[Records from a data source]
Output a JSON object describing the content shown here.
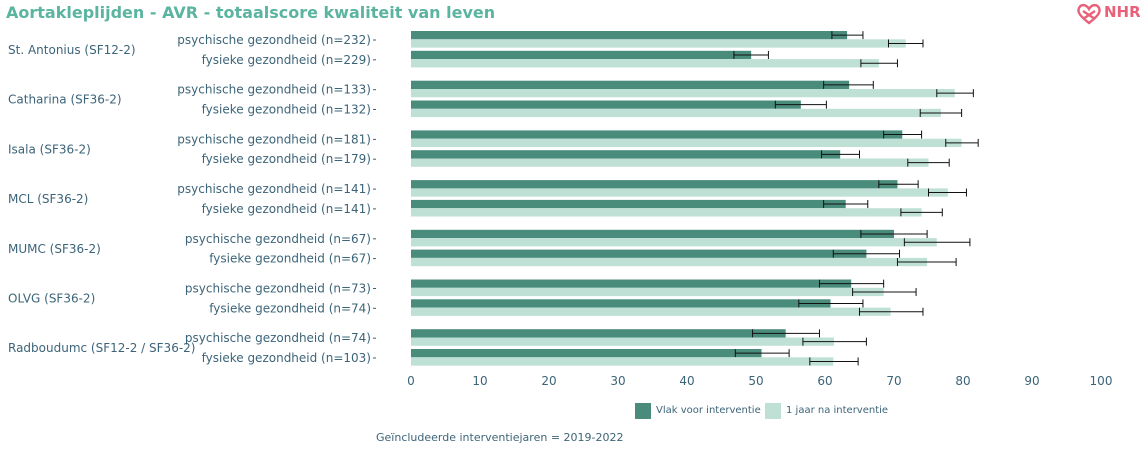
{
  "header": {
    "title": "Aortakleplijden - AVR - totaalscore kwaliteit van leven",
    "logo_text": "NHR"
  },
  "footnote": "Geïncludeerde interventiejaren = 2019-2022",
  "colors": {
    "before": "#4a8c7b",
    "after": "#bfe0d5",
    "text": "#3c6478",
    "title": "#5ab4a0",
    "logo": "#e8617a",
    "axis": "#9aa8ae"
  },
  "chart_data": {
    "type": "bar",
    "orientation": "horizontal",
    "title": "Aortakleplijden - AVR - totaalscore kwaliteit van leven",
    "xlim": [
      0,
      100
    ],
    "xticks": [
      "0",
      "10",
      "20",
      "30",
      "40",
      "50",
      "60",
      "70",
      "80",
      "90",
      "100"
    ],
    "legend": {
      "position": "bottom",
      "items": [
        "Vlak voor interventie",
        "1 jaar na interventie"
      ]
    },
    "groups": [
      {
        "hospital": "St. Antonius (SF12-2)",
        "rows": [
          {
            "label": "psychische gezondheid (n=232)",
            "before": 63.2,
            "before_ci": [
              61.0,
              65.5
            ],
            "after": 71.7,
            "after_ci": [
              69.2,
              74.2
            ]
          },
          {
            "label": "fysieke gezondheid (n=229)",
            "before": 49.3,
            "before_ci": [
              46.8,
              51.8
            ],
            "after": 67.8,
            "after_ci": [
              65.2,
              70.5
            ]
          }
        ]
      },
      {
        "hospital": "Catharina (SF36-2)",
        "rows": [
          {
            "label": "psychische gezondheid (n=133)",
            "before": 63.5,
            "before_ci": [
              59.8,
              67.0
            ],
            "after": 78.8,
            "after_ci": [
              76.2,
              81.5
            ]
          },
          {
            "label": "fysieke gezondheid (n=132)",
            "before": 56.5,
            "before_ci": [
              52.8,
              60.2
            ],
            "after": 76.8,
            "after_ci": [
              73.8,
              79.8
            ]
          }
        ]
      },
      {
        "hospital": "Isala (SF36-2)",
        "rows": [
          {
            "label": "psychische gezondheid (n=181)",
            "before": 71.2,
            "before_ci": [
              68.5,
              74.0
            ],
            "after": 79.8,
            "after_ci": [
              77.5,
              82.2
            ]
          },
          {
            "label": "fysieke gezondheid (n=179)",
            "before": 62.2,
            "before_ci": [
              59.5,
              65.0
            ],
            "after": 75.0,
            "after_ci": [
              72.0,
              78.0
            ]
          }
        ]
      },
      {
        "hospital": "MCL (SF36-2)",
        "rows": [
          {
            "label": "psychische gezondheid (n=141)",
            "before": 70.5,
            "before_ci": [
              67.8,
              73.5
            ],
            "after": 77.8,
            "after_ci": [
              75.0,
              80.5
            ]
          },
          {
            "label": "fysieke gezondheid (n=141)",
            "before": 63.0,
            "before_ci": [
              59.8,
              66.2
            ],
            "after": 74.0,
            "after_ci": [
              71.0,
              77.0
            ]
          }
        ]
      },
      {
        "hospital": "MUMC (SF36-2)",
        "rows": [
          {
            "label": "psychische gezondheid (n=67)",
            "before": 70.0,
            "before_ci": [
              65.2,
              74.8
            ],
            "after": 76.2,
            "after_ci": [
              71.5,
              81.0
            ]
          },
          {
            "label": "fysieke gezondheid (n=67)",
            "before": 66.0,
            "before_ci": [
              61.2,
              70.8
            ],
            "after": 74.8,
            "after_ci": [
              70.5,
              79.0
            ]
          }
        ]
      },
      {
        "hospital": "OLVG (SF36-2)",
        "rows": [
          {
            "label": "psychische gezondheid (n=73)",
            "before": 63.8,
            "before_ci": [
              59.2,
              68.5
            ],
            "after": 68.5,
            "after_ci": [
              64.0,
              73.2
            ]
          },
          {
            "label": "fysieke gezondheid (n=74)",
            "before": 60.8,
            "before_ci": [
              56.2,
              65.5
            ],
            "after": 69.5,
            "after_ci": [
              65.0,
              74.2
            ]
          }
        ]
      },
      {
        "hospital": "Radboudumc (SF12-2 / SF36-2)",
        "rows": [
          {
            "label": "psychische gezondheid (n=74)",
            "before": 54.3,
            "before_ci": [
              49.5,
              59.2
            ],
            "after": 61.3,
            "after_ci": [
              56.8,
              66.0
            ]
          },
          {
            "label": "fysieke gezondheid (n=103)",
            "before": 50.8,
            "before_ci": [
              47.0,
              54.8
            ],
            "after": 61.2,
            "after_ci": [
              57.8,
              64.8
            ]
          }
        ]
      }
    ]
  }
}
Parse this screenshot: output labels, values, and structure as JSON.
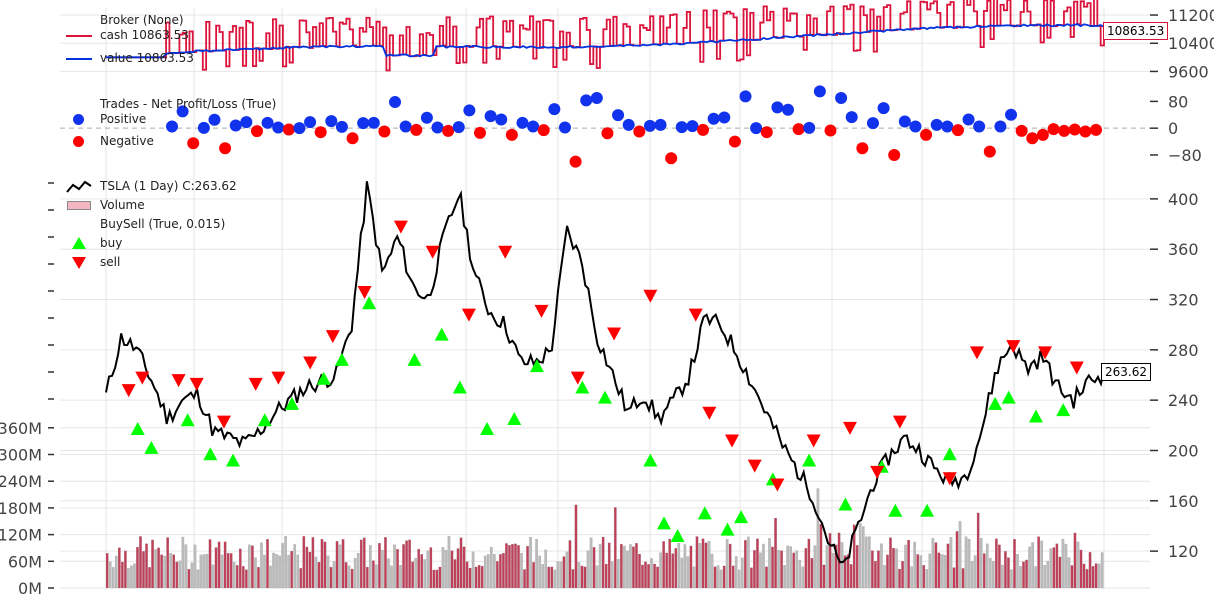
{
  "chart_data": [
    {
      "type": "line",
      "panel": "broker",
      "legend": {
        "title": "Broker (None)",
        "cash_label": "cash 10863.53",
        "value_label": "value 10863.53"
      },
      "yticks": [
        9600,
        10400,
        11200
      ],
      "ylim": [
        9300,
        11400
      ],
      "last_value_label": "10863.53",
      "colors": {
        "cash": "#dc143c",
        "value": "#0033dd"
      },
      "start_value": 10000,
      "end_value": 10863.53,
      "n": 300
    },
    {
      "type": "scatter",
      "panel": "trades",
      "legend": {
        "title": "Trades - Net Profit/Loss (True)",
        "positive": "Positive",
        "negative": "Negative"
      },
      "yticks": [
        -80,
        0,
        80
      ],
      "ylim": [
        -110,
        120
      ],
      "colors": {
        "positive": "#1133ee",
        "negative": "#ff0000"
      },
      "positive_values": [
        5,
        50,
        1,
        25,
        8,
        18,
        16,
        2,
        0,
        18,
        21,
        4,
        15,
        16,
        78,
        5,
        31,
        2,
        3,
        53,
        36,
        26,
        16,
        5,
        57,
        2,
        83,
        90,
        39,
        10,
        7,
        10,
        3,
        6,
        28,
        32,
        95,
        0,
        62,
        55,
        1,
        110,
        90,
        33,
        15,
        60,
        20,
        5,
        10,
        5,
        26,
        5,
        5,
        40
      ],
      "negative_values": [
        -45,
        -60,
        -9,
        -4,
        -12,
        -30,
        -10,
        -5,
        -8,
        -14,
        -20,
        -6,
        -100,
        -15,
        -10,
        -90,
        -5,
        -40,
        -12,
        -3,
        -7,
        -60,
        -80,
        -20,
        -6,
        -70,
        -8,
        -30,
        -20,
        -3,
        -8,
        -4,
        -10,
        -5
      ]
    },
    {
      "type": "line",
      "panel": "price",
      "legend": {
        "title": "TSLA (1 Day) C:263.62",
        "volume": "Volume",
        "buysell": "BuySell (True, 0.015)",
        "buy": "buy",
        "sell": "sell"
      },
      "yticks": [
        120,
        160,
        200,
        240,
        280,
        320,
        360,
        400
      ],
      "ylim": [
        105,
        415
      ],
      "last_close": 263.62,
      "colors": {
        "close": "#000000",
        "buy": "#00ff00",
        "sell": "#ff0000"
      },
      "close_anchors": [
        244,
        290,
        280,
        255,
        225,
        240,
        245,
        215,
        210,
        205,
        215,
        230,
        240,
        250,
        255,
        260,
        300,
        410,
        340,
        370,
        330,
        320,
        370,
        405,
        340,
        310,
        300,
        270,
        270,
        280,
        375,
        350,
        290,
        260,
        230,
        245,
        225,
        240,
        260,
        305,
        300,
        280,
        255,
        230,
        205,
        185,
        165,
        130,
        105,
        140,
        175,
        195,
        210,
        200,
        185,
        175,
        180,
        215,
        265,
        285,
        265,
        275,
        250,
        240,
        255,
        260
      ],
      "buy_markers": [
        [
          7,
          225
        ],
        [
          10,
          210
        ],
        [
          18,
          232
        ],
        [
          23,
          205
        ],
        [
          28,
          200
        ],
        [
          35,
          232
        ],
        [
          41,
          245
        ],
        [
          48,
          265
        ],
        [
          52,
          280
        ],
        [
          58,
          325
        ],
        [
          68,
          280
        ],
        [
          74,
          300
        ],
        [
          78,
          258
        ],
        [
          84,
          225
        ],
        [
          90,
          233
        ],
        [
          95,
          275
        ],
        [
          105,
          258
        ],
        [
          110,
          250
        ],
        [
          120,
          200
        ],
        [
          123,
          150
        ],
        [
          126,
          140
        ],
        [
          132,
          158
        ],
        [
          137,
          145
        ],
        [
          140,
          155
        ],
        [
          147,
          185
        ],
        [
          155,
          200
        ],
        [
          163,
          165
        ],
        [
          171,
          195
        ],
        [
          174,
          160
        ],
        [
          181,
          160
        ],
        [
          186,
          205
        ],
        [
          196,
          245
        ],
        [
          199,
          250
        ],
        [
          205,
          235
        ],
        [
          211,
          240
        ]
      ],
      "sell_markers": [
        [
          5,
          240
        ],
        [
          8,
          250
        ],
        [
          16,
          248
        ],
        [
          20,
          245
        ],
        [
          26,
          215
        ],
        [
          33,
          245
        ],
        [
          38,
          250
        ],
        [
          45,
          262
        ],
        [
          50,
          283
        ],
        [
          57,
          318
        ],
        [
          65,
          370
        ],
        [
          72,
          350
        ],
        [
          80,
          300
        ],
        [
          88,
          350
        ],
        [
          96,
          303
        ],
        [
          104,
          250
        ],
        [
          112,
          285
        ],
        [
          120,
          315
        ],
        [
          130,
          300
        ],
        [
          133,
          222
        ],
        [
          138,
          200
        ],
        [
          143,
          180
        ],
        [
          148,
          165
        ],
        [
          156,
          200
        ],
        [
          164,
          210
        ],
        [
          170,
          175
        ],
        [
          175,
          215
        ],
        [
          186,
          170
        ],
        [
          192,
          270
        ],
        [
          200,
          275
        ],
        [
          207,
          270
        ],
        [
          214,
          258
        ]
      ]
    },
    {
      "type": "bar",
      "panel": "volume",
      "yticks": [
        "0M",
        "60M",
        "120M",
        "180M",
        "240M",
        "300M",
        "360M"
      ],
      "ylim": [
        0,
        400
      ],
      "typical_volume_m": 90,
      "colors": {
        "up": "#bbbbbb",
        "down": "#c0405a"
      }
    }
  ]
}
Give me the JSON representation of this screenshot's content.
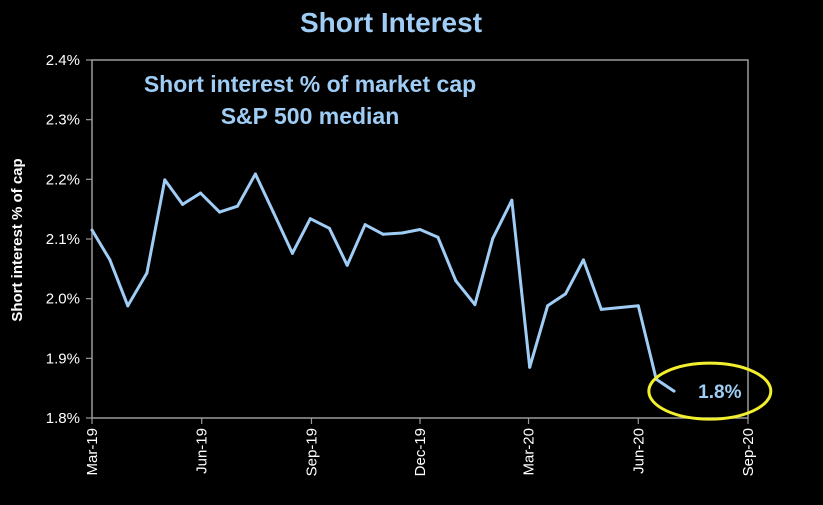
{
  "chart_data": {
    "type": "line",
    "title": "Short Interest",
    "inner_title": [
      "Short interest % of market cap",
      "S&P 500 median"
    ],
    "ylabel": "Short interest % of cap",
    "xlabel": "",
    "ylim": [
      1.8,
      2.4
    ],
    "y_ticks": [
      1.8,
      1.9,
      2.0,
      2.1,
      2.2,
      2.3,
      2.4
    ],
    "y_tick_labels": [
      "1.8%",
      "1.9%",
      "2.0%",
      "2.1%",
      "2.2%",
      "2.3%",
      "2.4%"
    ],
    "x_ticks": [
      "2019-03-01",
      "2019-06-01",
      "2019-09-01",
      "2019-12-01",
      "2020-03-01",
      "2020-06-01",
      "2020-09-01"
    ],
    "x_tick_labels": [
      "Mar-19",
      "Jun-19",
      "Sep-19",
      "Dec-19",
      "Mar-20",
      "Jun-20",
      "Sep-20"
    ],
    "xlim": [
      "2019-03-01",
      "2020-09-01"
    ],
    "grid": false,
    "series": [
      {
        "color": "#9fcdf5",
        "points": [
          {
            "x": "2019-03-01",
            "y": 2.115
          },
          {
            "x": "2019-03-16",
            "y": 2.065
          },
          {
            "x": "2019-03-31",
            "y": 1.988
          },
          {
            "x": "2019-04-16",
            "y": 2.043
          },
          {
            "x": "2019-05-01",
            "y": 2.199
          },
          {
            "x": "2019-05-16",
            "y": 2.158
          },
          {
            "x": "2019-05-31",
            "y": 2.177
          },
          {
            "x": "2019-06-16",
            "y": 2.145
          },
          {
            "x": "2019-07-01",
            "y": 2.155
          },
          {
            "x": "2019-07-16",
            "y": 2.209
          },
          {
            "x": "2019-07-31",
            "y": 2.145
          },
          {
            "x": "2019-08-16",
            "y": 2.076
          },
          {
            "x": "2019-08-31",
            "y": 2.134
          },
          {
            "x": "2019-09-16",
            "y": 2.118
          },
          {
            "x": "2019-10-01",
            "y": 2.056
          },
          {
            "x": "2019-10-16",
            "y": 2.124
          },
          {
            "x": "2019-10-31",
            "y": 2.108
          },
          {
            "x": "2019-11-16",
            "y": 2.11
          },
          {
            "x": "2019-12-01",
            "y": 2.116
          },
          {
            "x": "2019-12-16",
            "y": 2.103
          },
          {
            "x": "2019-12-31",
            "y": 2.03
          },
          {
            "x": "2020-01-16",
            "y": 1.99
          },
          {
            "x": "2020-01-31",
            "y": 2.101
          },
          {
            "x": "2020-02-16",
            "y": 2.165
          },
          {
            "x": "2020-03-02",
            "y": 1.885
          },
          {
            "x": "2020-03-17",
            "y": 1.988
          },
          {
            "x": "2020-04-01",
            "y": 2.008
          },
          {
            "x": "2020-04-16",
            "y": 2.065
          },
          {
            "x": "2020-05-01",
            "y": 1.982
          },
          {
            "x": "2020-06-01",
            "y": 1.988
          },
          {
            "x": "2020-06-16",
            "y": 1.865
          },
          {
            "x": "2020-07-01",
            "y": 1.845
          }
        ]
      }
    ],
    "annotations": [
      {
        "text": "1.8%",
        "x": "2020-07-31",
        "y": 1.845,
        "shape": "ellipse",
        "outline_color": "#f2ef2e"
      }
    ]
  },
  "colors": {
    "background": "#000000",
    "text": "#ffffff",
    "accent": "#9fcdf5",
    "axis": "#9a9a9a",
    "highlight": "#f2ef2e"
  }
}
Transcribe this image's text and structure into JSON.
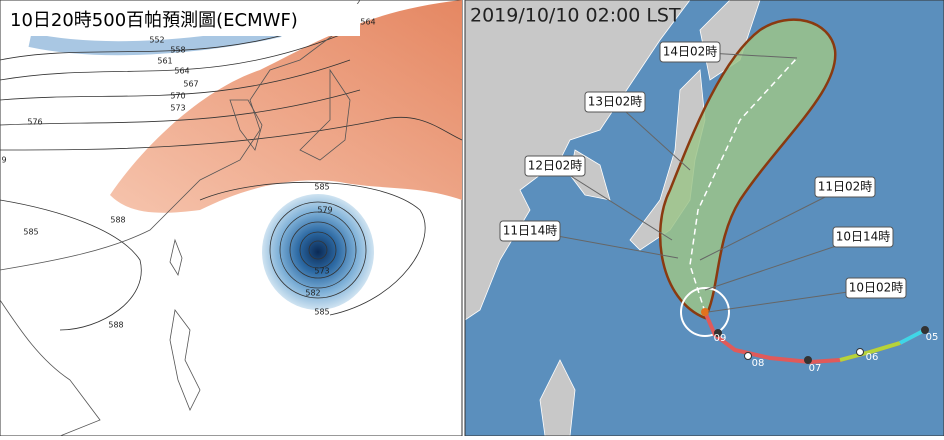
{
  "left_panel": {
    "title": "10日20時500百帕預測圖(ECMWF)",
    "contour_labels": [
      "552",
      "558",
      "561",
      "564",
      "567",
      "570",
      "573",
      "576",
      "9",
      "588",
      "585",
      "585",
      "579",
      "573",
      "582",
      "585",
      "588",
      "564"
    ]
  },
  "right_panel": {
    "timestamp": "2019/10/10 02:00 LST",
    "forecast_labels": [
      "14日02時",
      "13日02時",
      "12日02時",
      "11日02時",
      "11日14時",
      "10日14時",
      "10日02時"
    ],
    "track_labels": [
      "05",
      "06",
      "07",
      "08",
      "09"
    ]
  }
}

YOUR GOAL: Pull out every line of the records that includes the string "structure".

RESULT:
Parse this screenshot: output labels, values, and structure as JSON.
Transcribe this image's text and structure into JSON.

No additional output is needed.